_Fragmento seleccionado:_
El voto de la bronca 

El mundo entero quedó pasmado por la victoria de Donald Trump y la
emergencia de una vasta ola de descontentos en Estados Unidos. Entre los
59,6 millones de votaron por el demagogo millonario quizá muchos serán los
pasmados cuando Trump cumpla sus promesas, y otros muchos cuando no las
cumpla.

Jorge Bañales, desde Washington

Brecha, Montevideo, 11-10-2016

http://brecha.com.uy/

En los últimos dos meses de la campaña electoral, Trump, de 70 años,
encabritó a sus seguidores advirtiéndoles que la elección estaba arreglada,
y amenazó con que no reconocería el resultado a menos que él ganara. Después
de que ganó, muy satisfecho que se mostró con el proceso electoral.

Y que nadie venga a decir que ganó de manera fraudulenta. Aunque, de hecho,
la demócrata Hillary Clinton (68) recibió más votos (60.115.682) que Trump
(59.819.655). Es decir, según los escrutinios oficiales hasta el cierre de
esta página, hubo unos 296.027 votos más a favor de Clinton, pero en la
matemática inexorable del Colegio Electoral Trump ganó 290 votos y Clinton
232.

No hubo fraude, no hubo grupos armados que intimidaran a los votantes, no
hubo votantes ficticios, nadie se agarró a piñazos o balazos. La jornada
electoral transcurrió con la tranquilidad de siempre y, de todos modos, ya
antes del 8 de noviembre más del 25 por ciento de los votantes había emitido
su sufragio por adelantado.

Los resultados dejaron patas arriba numerosos pronósticos de los expertos,
desbarataron todas las normas convencionales, y dieron el triunfo a un
candidato que ni siquiera sus más firmes seguidores pueden describir con
mediana precisión.

_Registros de datos:_

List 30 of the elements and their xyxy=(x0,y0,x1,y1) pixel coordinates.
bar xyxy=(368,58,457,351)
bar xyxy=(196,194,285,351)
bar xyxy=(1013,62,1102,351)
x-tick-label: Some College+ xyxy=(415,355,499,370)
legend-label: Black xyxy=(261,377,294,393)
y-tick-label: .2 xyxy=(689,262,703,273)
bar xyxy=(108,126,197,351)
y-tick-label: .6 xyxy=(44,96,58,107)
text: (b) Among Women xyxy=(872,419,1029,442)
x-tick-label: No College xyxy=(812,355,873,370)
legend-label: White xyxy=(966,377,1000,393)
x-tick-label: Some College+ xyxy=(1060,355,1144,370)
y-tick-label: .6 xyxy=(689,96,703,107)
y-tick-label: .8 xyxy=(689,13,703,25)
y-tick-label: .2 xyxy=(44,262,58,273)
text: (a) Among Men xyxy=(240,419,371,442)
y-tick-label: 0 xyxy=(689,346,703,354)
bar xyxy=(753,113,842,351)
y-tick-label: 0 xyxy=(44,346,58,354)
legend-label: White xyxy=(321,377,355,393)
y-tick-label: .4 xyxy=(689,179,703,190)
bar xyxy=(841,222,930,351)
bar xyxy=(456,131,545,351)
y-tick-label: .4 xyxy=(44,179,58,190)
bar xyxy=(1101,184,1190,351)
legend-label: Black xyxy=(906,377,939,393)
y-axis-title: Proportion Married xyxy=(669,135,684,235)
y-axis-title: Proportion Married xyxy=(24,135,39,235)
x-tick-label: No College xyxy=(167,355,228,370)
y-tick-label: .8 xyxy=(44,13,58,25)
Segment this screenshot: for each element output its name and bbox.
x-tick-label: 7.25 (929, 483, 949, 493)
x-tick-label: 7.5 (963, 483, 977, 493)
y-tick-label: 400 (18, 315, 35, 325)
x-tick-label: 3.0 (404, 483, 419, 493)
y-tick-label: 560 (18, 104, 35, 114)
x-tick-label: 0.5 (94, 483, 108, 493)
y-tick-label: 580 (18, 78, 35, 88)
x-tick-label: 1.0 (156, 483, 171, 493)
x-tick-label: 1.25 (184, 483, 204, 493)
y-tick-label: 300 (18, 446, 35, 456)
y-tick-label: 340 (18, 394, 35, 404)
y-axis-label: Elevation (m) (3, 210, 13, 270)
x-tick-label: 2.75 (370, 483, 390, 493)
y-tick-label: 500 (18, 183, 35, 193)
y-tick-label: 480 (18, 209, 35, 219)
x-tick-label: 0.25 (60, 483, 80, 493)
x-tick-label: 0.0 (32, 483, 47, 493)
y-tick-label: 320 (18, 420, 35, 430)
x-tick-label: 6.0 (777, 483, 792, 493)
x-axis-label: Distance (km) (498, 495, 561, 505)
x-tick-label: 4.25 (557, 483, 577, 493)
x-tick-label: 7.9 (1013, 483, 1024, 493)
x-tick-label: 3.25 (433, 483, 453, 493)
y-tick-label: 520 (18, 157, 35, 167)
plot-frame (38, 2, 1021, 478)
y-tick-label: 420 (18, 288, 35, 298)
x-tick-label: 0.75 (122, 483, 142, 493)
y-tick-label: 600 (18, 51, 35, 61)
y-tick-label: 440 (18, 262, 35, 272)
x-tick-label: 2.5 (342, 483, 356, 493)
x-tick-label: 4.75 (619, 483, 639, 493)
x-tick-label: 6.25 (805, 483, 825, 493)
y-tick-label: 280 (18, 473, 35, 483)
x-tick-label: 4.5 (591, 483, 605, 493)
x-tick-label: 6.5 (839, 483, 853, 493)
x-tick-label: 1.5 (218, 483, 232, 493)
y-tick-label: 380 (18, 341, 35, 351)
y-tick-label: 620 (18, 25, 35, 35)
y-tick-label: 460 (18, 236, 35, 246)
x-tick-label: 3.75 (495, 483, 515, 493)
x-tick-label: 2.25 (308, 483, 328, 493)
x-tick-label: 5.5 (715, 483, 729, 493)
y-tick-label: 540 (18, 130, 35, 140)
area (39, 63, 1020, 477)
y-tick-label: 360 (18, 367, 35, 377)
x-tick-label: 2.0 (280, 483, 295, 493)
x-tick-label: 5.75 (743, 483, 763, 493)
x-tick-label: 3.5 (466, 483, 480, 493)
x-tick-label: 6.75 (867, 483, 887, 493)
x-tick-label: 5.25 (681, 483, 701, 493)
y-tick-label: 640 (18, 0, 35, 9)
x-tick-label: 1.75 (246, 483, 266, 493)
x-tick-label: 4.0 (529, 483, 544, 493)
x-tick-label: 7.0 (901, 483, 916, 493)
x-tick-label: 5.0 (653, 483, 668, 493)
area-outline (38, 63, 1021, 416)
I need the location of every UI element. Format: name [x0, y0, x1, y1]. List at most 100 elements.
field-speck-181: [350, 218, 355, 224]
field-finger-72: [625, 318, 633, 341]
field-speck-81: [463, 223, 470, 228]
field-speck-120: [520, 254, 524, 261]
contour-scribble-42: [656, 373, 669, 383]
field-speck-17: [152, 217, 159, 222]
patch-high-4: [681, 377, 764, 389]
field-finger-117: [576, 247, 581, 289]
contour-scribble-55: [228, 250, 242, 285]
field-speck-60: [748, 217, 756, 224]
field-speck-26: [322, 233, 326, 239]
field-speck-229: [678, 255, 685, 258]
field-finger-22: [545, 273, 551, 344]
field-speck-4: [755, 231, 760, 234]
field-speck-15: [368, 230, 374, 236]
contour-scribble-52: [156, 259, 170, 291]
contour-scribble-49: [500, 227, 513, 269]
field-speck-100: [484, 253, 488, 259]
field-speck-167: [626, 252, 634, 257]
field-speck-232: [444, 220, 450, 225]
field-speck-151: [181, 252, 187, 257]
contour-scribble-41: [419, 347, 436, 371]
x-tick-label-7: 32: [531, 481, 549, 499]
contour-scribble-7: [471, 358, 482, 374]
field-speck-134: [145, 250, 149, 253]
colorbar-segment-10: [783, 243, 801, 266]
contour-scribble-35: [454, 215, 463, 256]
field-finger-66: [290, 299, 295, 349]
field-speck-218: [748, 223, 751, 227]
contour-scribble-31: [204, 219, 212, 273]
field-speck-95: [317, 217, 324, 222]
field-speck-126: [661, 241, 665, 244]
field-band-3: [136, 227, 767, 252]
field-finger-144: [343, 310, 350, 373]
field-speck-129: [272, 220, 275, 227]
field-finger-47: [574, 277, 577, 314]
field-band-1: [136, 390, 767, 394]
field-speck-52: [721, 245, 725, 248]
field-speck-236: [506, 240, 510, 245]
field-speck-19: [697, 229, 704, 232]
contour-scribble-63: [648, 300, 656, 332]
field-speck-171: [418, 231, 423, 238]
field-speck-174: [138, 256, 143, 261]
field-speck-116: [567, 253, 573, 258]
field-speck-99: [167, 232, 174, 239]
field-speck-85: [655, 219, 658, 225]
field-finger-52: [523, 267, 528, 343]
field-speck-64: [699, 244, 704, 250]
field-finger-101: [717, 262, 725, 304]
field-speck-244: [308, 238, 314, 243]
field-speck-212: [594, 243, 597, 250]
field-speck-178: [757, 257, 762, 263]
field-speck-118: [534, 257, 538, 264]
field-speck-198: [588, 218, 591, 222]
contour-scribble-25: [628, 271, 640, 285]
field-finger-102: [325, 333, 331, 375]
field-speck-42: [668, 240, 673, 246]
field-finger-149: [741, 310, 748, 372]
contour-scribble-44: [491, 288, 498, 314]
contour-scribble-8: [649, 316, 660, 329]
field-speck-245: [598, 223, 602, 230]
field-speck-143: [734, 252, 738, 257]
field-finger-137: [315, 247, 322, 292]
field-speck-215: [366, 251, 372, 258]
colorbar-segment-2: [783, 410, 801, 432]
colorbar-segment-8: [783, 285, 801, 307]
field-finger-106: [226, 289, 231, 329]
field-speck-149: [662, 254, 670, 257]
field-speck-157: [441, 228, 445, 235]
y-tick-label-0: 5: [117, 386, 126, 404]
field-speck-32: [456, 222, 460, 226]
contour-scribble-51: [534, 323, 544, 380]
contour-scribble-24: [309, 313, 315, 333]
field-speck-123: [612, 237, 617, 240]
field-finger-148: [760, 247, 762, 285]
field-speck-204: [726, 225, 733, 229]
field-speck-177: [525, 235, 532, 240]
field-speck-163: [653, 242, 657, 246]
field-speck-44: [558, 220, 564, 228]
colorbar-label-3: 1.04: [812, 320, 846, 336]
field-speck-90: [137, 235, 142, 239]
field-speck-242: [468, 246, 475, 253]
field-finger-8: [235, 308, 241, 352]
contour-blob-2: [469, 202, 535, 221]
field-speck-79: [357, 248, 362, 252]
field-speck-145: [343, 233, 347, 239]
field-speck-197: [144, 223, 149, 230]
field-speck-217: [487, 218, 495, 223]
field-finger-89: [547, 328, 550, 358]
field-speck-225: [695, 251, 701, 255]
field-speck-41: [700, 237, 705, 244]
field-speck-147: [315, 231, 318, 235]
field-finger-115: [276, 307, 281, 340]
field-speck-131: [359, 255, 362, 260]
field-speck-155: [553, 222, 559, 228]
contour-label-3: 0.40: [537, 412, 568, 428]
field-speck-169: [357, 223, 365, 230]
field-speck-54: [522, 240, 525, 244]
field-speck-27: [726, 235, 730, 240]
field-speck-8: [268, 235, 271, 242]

_Tareas:_
1 – En el fragmento sobre la elección de Trump, ¿cuántos votos del Colegio Electoral obtuvo Trump?
2 – Imprime el tramo del fragmento sobre la elección de Trump que va desde "Brecha, Montevideo, 11-10-2016" hasta "el proceso electoral.".

_Soluciones:_
1 – 290 votos.

2 –
Brecha, Montevideo, 11-10-2016

http://brecha.com.uy/

En los últimos dos meses de la campaña electoral, Trump, de 70 años,
encabritó a sus seguidores advirtiéndoles que la elección estaba arreglada,
y amenazó con que no reconocería el resultado a menos que él ganara. Después
de que ganó, muy satisfecho que se mostró con el proceso electoral.